▸ **Extracts from a graphics dataset**
━━━━━━━━━━━━━━━━

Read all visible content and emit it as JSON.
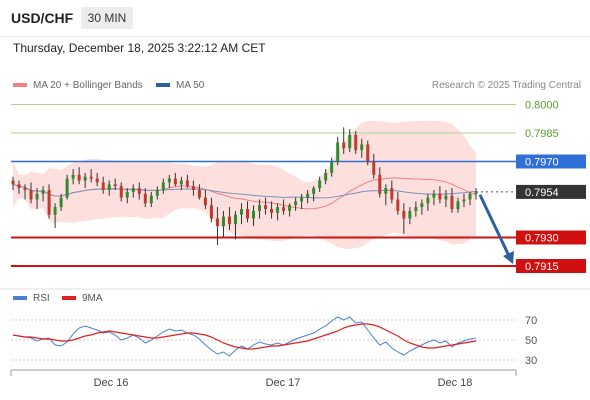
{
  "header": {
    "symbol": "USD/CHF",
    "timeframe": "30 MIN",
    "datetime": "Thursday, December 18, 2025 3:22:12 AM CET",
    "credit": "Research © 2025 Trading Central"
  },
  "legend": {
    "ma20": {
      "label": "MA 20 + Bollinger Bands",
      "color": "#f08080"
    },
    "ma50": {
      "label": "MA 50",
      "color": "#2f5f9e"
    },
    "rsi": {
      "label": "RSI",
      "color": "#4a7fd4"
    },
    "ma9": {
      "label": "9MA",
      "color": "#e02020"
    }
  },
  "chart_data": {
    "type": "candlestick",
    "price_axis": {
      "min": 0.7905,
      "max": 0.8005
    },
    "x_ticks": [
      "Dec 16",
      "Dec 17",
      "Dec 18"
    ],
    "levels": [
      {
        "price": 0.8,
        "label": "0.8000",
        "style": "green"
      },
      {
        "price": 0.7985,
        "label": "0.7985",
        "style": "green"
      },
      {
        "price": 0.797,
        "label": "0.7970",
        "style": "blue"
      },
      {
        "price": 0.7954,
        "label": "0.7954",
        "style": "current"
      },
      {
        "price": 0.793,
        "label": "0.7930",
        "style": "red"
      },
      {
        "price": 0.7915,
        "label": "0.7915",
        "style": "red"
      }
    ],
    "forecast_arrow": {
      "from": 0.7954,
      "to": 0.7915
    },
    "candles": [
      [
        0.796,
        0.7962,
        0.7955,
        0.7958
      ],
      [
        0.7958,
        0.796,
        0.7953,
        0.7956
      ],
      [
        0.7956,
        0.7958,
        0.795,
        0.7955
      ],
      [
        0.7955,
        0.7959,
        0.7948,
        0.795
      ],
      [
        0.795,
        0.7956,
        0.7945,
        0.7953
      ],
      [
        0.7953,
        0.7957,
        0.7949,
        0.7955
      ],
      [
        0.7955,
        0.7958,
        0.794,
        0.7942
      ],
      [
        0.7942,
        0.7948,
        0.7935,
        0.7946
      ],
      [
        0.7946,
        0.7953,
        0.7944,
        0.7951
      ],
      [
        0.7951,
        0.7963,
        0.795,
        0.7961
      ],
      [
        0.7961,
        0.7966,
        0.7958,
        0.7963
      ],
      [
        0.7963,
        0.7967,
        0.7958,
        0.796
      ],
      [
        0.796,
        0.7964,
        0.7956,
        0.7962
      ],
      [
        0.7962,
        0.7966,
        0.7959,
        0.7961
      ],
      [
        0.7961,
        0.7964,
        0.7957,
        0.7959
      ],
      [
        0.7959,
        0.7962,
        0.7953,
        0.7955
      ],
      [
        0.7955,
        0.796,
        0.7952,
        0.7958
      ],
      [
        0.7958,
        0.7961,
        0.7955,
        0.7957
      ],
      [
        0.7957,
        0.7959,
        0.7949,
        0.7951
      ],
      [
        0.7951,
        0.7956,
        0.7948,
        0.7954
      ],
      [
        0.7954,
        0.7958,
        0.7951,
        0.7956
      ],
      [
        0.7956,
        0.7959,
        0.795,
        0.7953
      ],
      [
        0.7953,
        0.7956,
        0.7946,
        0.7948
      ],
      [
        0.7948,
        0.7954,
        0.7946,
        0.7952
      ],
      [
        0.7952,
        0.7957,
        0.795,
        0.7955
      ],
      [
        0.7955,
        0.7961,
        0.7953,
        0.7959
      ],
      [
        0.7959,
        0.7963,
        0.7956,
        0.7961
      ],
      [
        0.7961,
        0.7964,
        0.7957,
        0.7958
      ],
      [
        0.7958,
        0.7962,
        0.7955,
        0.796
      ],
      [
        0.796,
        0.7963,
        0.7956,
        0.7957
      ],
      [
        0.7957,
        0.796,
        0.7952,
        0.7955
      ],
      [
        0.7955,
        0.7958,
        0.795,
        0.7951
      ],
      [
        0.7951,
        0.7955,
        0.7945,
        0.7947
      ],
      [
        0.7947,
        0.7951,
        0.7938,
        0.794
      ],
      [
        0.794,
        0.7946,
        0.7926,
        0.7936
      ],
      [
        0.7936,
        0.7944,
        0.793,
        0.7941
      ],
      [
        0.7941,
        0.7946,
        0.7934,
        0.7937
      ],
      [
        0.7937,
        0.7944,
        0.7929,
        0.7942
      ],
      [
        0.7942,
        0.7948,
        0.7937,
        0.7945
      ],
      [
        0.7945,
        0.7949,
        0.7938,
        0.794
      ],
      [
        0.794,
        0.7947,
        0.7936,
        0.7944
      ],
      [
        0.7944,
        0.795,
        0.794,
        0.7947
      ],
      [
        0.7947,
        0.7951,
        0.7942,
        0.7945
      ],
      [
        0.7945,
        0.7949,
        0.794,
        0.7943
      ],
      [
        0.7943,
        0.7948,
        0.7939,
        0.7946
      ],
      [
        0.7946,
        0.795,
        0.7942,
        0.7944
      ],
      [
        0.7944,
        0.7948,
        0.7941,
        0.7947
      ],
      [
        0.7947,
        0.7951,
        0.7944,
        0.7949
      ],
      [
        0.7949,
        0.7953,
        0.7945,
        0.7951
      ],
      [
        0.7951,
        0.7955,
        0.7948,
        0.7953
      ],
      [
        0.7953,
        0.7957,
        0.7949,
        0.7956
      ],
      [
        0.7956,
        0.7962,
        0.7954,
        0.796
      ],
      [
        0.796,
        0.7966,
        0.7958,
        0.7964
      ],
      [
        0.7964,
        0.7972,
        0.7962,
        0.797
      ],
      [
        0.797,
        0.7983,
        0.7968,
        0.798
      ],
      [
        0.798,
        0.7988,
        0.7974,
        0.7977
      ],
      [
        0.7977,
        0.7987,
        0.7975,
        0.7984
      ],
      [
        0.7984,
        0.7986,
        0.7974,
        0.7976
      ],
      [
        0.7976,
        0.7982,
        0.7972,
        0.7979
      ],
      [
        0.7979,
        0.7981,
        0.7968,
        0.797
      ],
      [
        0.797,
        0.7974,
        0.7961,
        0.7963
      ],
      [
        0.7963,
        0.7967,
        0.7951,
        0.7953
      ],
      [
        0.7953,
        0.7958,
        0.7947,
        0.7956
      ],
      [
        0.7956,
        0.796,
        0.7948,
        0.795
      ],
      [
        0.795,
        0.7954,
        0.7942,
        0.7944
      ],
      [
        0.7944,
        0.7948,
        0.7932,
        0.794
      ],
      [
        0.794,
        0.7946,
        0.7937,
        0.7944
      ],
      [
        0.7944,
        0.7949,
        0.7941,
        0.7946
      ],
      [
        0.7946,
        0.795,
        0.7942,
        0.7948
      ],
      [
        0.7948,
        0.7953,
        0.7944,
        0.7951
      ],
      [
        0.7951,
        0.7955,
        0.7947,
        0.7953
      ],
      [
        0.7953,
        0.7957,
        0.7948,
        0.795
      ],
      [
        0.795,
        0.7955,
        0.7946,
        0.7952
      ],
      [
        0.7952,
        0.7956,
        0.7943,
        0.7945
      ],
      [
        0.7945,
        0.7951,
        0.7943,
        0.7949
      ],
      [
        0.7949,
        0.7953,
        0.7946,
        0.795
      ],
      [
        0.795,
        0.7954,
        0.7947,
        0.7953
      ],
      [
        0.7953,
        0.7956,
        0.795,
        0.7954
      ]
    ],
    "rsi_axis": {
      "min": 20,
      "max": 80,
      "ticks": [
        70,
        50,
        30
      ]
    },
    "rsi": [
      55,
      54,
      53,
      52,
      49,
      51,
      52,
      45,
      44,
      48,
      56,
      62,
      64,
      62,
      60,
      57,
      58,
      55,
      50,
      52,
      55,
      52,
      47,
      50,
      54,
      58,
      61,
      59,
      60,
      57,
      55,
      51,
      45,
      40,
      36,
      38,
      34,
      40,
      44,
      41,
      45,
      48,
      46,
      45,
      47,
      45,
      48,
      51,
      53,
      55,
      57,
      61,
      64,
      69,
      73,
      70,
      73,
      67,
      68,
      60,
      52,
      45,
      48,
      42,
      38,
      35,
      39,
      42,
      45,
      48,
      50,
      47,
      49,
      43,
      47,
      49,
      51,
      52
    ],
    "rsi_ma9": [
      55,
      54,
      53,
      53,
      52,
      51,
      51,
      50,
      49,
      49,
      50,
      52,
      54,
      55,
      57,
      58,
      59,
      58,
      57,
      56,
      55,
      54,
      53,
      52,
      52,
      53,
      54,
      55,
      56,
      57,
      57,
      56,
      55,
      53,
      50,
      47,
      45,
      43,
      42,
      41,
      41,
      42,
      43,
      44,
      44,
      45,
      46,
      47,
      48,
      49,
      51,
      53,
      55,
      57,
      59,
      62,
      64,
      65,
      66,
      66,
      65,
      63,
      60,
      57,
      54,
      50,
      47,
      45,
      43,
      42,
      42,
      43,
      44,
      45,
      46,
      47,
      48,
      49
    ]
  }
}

━━━━━━━━━━━━━━━━

▸ **STATED PROBLEM**
Search the entries for the word "color" and pick out every line that holds it.

▸ **TASK RESPONSE**
      "color": "#f08080"
      "color": "#2f5f9e"
      "color": "#4a7fd4"
      "color": "#e02020"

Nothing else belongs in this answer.